Exercise details :: Set down each entry from the block beneath, exactly as written.

----------

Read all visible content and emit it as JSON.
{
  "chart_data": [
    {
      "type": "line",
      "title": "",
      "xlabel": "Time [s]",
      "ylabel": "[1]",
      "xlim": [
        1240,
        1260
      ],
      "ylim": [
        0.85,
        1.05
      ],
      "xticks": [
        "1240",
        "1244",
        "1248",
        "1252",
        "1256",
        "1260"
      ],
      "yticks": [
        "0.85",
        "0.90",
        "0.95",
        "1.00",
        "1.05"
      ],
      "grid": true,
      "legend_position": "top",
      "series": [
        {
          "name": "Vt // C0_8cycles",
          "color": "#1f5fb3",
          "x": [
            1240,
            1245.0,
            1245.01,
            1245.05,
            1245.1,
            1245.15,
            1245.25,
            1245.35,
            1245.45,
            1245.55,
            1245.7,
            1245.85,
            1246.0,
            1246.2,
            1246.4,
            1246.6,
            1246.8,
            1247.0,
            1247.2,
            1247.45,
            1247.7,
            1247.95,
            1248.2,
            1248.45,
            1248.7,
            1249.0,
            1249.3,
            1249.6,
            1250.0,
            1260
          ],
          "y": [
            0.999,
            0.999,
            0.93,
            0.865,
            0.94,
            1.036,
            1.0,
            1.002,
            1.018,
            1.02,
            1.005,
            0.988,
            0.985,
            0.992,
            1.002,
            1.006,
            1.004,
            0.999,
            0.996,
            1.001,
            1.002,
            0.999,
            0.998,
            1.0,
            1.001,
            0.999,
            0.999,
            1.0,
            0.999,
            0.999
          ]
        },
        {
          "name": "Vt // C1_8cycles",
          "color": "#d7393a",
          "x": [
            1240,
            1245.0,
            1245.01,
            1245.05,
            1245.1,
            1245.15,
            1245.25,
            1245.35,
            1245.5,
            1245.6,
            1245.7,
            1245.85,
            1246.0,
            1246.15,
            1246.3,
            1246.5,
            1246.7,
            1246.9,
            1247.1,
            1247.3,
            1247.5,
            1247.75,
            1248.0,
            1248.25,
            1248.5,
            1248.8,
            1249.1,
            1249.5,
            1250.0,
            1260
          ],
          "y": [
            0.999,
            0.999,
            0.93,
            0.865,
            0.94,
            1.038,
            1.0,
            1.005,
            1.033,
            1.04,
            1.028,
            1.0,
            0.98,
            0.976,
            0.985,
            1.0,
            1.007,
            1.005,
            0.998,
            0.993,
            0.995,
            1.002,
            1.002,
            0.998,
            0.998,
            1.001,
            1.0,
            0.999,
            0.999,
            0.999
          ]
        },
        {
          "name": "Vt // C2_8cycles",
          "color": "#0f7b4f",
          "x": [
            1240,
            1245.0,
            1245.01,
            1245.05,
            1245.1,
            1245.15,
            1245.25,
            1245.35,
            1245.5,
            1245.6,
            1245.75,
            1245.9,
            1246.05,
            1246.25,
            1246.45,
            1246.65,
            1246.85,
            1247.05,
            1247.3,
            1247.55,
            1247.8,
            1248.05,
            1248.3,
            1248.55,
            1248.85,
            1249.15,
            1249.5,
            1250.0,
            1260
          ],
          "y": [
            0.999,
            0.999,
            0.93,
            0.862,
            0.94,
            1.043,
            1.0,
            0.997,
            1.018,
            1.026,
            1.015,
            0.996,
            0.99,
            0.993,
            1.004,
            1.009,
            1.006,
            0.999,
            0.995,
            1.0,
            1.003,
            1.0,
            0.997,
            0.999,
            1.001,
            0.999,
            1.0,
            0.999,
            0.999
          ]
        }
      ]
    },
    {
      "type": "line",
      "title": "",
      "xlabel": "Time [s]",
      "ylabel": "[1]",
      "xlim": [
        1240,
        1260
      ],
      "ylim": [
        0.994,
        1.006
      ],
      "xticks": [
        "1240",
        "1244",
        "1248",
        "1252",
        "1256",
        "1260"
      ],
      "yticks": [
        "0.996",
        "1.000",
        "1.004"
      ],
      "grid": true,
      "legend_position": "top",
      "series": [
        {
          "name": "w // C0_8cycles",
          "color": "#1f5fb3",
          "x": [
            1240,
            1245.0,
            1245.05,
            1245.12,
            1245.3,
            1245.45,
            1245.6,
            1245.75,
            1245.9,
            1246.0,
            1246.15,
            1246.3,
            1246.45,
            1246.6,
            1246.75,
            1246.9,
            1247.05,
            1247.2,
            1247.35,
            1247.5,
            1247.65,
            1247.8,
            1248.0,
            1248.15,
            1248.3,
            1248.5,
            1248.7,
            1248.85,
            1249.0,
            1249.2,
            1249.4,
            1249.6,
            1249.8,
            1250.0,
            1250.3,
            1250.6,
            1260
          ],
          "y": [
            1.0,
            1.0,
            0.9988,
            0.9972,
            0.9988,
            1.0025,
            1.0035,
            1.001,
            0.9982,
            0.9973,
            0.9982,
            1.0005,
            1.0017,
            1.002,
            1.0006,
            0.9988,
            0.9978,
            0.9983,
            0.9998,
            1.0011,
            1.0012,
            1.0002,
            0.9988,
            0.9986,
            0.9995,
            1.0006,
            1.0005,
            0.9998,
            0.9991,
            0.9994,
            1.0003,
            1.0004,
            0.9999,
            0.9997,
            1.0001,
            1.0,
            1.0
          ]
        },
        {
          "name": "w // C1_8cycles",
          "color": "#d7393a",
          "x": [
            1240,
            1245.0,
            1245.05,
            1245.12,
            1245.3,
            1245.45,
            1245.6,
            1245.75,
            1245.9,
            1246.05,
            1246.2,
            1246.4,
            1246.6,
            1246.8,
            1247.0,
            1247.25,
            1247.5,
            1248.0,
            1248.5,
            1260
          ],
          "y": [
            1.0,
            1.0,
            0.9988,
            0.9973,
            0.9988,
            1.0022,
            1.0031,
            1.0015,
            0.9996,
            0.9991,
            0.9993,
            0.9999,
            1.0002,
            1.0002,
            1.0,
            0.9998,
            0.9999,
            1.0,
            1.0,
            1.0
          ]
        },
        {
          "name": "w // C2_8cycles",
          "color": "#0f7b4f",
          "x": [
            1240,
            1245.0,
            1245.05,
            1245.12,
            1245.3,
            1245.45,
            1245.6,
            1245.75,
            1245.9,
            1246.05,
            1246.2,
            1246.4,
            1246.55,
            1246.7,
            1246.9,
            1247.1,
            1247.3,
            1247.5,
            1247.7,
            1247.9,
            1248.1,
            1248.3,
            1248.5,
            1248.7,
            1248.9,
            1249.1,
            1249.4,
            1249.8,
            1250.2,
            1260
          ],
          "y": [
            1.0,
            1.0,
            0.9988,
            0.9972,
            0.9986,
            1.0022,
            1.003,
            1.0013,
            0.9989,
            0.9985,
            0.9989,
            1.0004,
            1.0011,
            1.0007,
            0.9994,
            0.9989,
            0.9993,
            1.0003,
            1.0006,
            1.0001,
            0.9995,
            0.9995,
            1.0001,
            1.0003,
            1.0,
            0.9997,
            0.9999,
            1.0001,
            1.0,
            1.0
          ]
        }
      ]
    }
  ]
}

----------

Result ::
Read all visible content and emit it as JSON.
{
  "chart_data": [
    {
      "type": "line",
      "title": "",
      "xlabel": "Time [s]",
      "ylabel": "[1]",
      "xlim": [
        1240,
        1260
      ],
      "ylim": [
        0.85,
        1.05
      ],
      "xticks": [
        "1240",
        "1244",
        "1248",
        "1252",
        "1256",
        "1260"
      ],
      "yticks": [
        "0.85",
        "0.90",
        "0.95",
        "1.00",
        "1.05"
      ],
      "grid": true,
      "legend_position": "top",
      "series": [
        {
          "name": "Vt // C0_8cycles",
          "color": "#1f5fb3",
          "x": [
            1240,
            1245.0,
            1245.01,
            1245.05,
            1245.1,
            1245.15,
            1245.25,
            1245.35,
            1245.45,
            1245.55,
            1245.7,
            1245.85,
            1246.0,
            1246.2,
            1246.4,
            1246.6,
            1246.8,
            1247.0,
            1247.2,
            1247.45,
            1247.7,
            1247.95,
            1248.2,
            1248.45,
            1248.7,
            1249.0,
            1249.3,
            1249.6,
            1250.0,
            1260
          ],
          "y": [
            0.999,
            0.999,
            0.93,
            0.865,
            0.94,
            1.036,
            1.0,
            1.002,
            1.018,
            1.02,
            1.005,
            0.988,
            0.985,
            0.992,
            1.002,
            1.006,
            1.004,
            0.999,
            0.996,
            1.001,
            1.002,
            0.999,
            0.998,
            1.0,
            1.001,
            0.999,
            0.999,
            1.0,
            0.999,
            0.999
          ]
        },
        {
          "name": "Vt // C1_8cycles",
          "color": "#d7393a",
          "x": [
            1240,
            1245.0,
            1245.01,
            1245.05,
            1245.1,
            1245.15,
            1245.25,
            1245.35,
            1245.5,
            1245.6,
            1245.7,
            1245.85,
            1246.0,
            1246.15,
            1246.3,
            1246.5,
            1246.7,
            1246.9,
            1247.1,
            1247.3,
            1247.5,
            1247.75,
            1248.0,
            1248.25,
            1248.5,
            1248.8,
            1249.1,
            1249.5,
            1250.0,
            1260
          ],
          "y": [
            0.999,
            0.999,
            0.93,
            0.865,
            0.94,
            1.038,
            1.0,
            1.005,
            1.033,
            1.04,
            1.028,
            1.0,
            0.98,
            0.976,
            0.985,
            1.0,
            1.007,
            1.005,
            0.998,
            0.993,
            0.995,
            1.002,
            1.002,
            0.998,
            0.998,
            1.001,
            1.0,
            0.999,
            0.999,
            0.999
          ]
        },
        {
          "name": "Vt // C2_8cycles",
          "color": "#0f7b4f",
          "x": [
            1240,
            1245.0,
            1245.01,
            1245.05,
            1245.1,
            1245.15,
            1245.25,
            1245.35,
            1245.5,
            1245.6,
            1245.75,
            1245.9,
            1246.05,
            1246.25,
            1246.45,
            1246.65,
            1246.85,
            1247.05,
            1247.3,
            1247.55,
            1247.8,
            1248.05,
            1248.3,
            1248.55,
            1248.85,
            1249.15,
            1249.5,
            1250.0,
            1260
          ],
          "y": [
            0.999,
            0.999,
            0.93,
            0.862,
            0.94,
            1.043,
            1.0,
            0.997,
            1.018,
            1.026,
            1.015,
            0.996,
            0.99,
            0.993,
            1.004,
            1.009,
            1.006,
            0.999,
            0.995,
            1.0,
            1.003,
            1.0,
            0.997,
            0.999,
            1.001,
            0.999,
            1.0,
            0.999,
            0.999
          ]
        }
      ]
    },
    {
      "type": "line",
      "title": "",
      "xlabel": "Time [s]",
      "ylabel": "[1]",
      "xlim": [
        1240,
        1260
      ],
      "ylim": [
        0.994,
        1.006
      ],
      "xticks": [
        "1240",
        "1244",
        "1248",
        "1252",
        "1256",
        "1260"
      ],
      "yticks": [
        "0.996",
        "1.000",
        "1.004"
      ],
      "grid": true,
      "legend_position": "top",
      "series": [
        {
          "name": "w // C0_8cycles",
          "color": "#1f5fb3",
          "x": [
            1240,
            1245.0,
            1245.05,
            1245.12,
            1245.3,
            1245.45,
            1245.6,
            1245.75,
            1245.9,
            1246.0,
            1246.15,
            1246.3,
            1246.45,
            1246.6,
            1246.75,
            1246.9,
            1247.05,
            1247.2,
            1247.35,
            1247.5,
            1247.65,
            1247.8,
            1248.0,
            1248.15,
            1248.3,
            1248.5,
            1248.7,
            1248.85,
            1249.0,
            1249.2,
            1249.4,
            1249.6,
            1249.8,
            1250.0,
            1250.3,
            1250.6,
            1260
          ],
          "y": [
            1.0,
            1.0,
            0.9988,
            0.9972,
            0.9988,
            1.0025,
            1.0035,
            1.001,
            0.9982,
            0.9973,
            0.9982,
            1.0005,
            1.0017,
            1.002,
            1.0006,
            0.9988,
            0.9978,
            0.9983,
            0.9998,
            1.0011,
            1.0012,
            1.0002,
            0.9988,
            0.9986,
            0.9995,
            1.0006,
            1.0005,
            0.9998,
            0.9991,
            0.9994,
            1.0003,
            1.0004,
            0.9999,
            0.9997,
            1.0001,
            1.0,
            1.0
          ]
        },
        {
          "name": "w // C1_8cycles",
          "color": "#d7393a",
          "x": [
            1240,
            1245.0,
            1245.05,
            1245.12,
            1245.3,
            1245.45,
            1245.6,
            1245.75,
            1245.9,
            1246.05,
            1246.2,
            1246.4,
            1246.6,
            1246.8,
            1247.0,
            1247.25,
            1247.5,
            1248.0,
            1248.5,
            1260
          ],
          "y": [
            1.0,
            1.0,
            0.9988,
            0.9973,
            0.9988,
            1.0022,
            1.0031,
            1.0015,
            0.9996,
            0.9991,
            0.9993,
            0.9999,
            1.0002,
            1.0002,
            1.0,
            0.9998,
            0.9999,
            1.0,
            1.0,
            1.0
          ]
        },
        {
          "name": "w // C2_8cycles",
          "color": "#0f7b4f",
          "x": [
            1240,
            1245.0,
            1245.05,
            1245.12,
            1245.3,
            1245.45,
            1245.6,
            1245.75,
            1245.9,
            1246.05,
            1246.2,
            1246.4,
            1246.55,
            1246.7,
            1246.9,
            1247.1,
            1247.3,
            1247.5,
            1247.7,
            1247.9,
            1248.1,
            1248.3,
            1248.5,
            1248.7,
            1248.9,
            1249.1,
            1249.4,
            1249.8,
            1250.2,
            1260
          ],
          "y": [
            1.0,
            1.0,
            0.9988,
            0.9972,
            0.9986,
            1.0022,
            1.003,
            1.0013,
            0.9989,
            0.9985,
            0.9989,
            1.0004,
            1.0011,
            1.0007,
            0.9994,
            0.9989,
            0.9993,
            1.0003,
            1.0006,
            1.0001,
            0.9995,
            0.9995,
            1.0001,
            1.0003,
            1.0,
            0.9997,
            0.9999,
            1.0001,
            1.0,
            1.0
          ]
        }
      ]
    }
  ]
}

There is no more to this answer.